Data supplied:
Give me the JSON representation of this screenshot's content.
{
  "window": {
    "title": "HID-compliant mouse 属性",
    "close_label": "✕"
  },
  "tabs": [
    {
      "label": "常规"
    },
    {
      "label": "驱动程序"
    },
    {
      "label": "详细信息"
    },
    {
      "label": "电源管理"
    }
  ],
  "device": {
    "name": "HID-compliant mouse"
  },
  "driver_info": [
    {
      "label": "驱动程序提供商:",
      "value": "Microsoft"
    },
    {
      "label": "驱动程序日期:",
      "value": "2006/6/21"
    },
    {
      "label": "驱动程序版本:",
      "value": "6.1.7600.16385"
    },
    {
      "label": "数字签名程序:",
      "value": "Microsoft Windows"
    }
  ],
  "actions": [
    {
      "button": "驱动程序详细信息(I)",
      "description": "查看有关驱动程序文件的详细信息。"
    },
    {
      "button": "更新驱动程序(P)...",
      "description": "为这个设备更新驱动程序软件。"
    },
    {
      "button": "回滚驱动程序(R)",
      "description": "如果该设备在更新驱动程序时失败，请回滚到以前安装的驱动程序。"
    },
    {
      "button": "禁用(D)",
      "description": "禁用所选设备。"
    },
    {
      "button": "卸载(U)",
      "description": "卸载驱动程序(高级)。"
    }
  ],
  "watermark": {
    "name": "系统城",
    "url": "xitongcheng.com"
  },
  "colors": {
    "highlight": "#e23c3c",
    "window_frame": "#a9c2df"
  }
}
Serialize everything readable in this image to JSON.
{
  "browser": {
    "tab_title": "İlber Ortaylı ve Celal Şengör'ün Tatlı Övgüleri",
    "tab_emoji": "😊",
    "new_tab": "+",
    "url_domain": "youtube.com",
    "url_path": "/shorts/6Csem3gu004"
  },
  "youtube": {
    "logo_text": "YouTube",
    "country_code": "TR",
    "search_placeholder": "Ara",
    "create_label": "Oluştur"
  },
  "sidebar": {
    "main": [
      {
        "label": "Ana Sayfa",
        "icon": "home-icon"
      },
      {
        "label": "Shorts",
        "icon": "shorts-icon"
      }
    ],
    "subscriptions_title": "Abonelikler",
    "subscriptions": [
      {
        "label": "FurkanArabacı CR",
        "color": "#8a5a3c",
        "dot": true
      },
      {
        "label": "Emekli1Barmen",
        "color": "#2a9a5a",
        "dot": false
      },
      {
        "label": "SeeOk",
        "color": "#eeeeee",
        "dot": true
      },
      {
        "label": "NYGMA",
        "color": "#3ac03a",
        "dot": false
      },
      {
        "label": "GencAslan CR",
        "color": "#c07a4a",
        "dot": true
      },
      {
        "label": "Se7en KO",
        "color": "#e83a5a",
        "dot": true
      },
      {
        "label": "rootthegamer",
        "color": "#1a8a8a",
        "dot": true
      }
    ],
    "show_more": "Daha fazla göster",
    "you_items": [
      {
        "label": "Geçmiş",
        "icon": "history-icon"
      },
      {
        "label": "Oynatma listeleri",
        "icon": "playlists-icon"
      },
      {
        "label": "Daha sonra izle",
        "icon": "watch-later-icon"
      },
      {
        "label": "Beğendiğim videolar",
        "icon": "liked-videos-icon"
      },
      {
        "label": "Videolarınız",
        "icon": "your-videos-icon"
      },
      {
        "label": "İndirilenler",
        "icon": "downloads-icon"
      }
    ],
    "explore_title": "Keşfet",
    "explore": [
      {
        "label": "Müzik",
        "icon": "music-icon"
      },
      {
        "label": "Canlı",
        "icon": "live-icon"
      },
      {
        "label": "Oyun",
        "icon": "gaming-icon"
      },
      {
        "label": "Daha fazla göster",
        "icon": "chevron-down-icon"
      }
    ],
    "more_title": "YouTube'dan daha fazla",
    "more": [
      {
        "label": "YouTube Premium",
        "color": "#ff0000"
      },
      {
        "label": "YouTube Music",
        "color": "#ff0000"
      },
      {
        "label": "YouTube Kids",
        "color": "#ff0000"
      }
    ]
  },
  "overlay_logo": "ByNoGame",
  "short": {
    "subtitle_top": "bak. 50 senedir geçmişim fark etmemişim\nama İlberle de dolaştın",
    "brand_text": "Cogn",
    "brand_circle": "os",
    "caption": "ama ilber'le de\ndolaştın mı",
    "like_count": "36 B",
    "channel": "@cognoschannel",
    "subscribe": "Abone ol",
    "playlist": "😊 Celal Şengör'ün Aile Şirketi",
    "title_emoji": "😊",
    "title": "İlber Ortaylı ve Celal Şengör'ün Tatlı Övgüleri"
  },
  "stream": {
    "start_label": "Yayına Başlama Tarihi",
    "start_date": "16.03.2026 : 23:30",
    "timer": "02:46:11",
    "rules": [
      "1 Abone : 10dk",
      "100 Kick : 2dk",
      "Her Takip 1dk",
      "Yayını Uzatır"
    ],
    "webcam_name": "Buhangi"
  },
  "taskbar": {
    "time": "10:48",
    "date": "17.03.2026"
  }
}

--

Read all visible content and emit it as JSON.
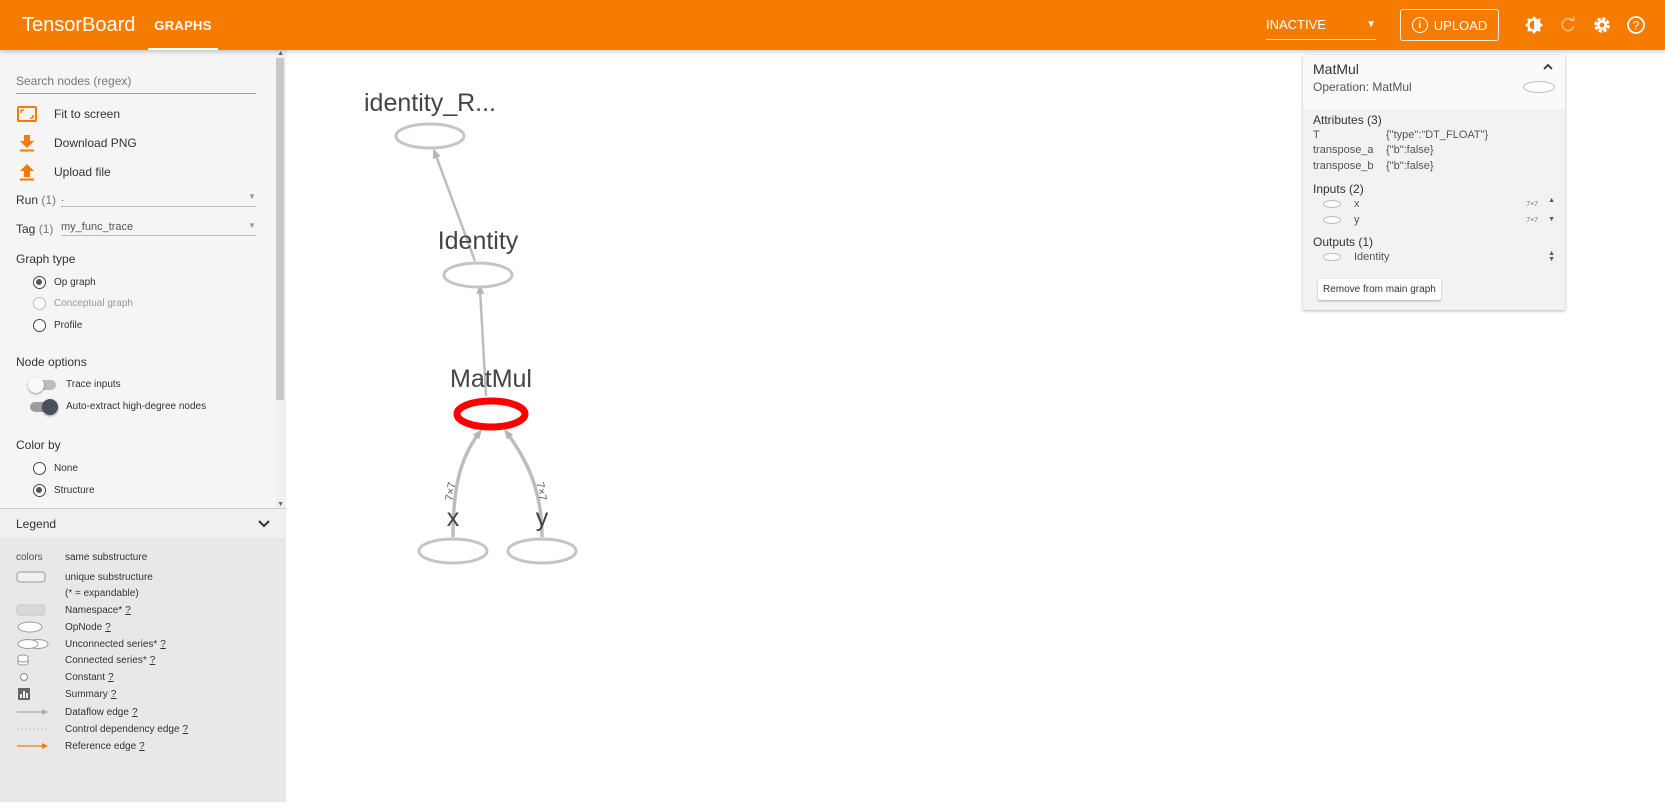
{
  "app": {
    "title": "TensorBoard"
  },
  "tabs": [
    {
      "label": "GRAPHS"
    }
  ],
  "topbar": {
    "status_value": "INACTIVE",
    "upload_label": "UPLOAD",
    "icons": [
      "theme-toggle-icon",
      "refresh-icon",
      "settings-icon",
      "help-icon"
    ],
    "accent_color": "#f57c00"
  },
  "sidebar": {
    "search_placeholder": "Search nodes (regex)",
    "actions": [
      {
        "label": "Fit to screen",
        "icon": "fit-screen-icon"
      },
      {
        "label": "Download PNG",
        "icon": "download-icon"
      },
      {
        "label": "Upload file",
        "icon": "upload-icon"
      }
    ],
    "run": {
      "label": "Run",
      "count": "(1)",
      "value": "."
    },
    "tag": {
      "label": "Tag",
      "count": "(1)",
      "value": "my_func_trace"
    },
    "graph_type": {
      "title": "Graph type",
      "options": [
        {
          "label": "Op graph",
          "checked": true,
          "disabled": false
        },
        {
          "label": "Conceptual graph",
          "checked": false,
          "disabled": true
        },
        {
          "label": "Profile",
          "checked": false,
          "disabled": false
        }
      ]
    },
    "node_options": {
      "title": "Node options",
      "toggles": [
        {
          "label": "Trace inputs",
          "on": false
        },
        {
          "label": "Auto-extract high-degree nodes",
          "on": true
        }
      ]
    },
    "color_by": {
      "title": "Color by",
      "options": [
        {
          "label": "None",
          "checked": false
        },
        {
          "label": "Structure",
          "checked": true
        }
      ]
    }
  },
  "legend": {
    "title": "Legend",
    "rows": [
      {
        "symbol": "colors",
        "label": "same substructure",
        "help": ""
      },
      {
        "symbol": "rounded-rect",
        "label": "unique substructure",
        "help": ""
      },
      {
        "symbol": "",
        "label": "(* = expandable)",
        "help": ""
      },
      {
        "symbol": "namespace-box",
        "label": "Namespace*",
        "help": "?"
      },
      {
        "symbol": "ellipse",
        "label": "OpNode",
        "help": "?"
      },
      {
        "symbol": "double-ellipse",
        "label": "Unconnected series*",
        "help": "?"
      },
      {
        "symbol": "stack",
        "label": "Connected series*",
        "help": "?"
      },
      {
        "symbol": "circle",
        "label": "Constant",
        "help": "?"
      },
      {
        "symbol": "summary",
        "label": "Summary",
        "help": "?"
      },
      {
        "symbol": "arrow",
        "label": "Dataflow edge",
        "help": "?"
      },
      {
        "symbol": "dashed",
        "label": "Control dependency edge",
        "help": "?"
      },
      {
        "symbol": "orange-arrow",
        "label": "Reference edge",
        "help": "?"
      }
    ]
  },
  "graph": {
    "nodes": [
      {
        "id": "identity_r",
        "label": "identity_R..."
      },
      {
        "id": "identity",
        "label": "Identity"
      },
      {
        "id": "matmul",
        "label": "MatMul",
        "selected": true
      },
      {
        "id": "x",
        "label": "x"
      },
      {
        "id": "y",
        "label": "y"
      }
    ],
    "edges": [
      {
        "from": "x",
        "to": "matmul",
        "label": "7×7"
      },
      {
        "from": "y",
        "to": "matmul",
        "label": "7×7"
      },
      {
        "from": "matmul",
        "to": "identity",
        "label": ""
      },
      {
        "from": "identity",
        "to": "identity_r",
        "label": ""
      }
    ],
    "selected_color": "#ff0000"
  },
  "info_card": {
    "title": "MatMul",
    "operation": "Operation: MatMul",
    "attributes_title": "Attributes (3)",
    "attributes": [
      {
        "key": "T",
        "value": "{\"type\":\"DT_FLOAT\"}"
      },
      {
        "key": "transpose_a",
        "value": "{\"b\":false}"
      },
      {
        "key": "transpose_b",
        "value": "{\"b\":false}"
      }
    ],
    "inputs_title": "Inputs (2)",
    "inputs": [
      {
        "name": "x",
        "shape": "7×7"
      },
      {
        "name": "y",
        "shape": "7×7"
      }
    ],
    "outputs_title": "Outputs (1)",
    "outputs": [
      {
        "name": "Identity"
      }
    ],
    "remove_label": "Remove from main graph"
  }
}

Your goal: Pull every line containing "substructure" out of the data above.

Output:
        "label": "same substructure",
        "label": "unique substructure",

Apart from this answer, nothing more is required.